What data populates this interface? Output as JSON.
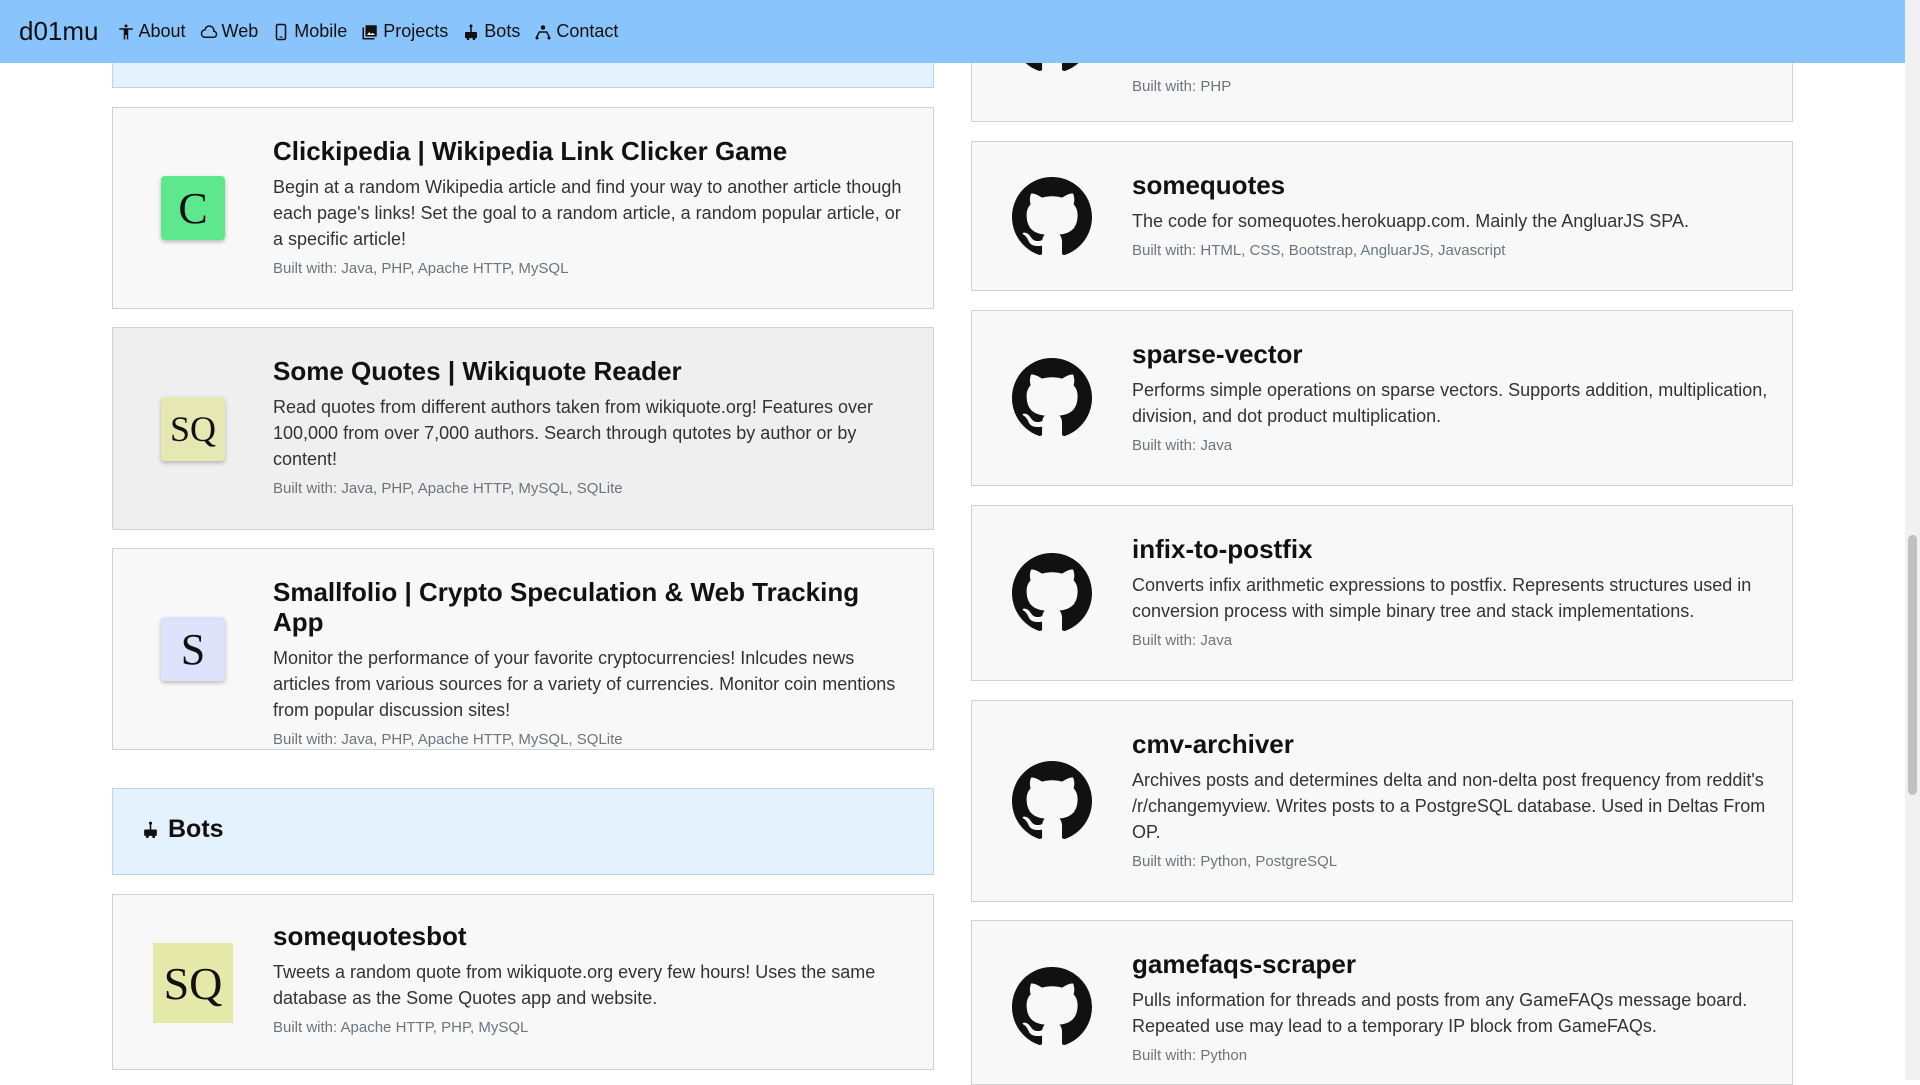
{
  "nav": {
    "brand": "d01mu",
    "items": [
      {
        "label": "About",
        "icon": "accessibility-icon"
      },
      {
        "label": "Web",
        "icon": "cloud-icon"
      },
      {
        "label": "Mobile",
        "icon": "mobile-icon"
      },
      {
        "label": "Projects",
        "icon": "image-icon"
      },
      {
        "label": "Bots",
        "icon": "robot-icon"
      },
      {
        "label": "Contact",
        "icon": "people-icon"
      }
    ]
  },
  "left": {
    "projects": [
      {
        "icon_letter": "C",
        "icon_color": "#5ee88e",
        "title": "Clickipedia | Wikipedia Link Clicker Game",
        "desc": "Begin at a random Wikipedia article and find your way to another article though each page's links! Set the goal to a random article, a random popular article, or a specific article!",
        "built": "Built with: Java, PHP, Apache HTTP, MySQL"
      },
      {
        "icon_letter": "SQ",
        "icon_color": "#e6e8b4",
        "title": "Some Quotes | Wikiquote Reader",
        "desc": "Read quotes from different authors taken from wikiquote.org! Features over 100,000 from over 7,000 authors. Search through qutotes by author or by content!",
        "built": "Built with: Java, PHP, Apache HTTP, MySQL, SQLite"
      },
      {
        "icon_letter": "S",
        "icon_color": "#dde3fb",
        "title": "Smallfolio | Crypto Speculation & Web Tracking App",
        "desc": "Monitor the performance of your favorite cryptocurrencies! Inlcudes news articles from various sources for a variety of currencies. Monitor coin mentions from popular discussion sites!",
        "built": "Built with: Java, PHP, Apache HTTP, MySQL, SQLite"
      }
    ],
    "bots_section": {
      "title": "Bots",
      "icon": "robot-icon"
    },
    "bots": [
      {
        "icon_letter": "SQ",
        "icon_color": "#e4e8a8",
        "title": "somequotesbot",
        "desc": "Tweets a random quote from wikiquote.org every few hours! Uses the same database as the Some Quotes app and website.",
        "built": "Built with: Apache HTTP, PHP, MySQL"
      }
    ]
  },
  "right": {
    "top_partial": {
      "built": "Built with: PHP",
      "icon": "github-icon"
    },
    "repos": [
      {
        "title": "somequotes",
        "desc": "The code for somequotes.herokuapp.com. Mainly the AngluarJS SPA.",
        "built": "Built with: HTML, CSS, Bootstrap, AngluarJS, Javascript",
        "icon": "github-icon"
      },
      {
        "title": "sparse-vector",
        "desc": "Performs simple operations on sparse vectors. Supports addition, multiplication, division, and dot product multiplication.",
        "built": "Built with: Java",
        "icon": "github-icon"
      },
      {
        "title": "infix-to-postfix",
        "desc": "Converts infix arithmetic expressions to postfix. Represents structures used in conversion process with simple binary tree and stack implementations.",
        "built": "Built with: Java",
        "icon": "github-icon"
      },
      {
        "title": "cmv-archiver",
        "desc": "Archives posts and determines delta and non-delta post frequency from reddit's /r/changemyview. Writes posts to a PostgreSQL database. Used in Deltas From OP.",
        "built": "Built with: Python, PostgreSQL",
        "icon": "github-icon"
      },
      {
        "title": "gamefaqs-scraper",
        "desc": "Pulls information for threads and posts from any GameFAQs message board. Repeated use may lead to a temporary IP block from GameFAQs.",
        "built": "Built with: Python",
        "icon": "github-icon"
      }
    ]
  }
}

━━━━

(What the exercise asks): Check every line of the material for the string "built" and give the number of lines that have it, without anything else.

(The completed task): 10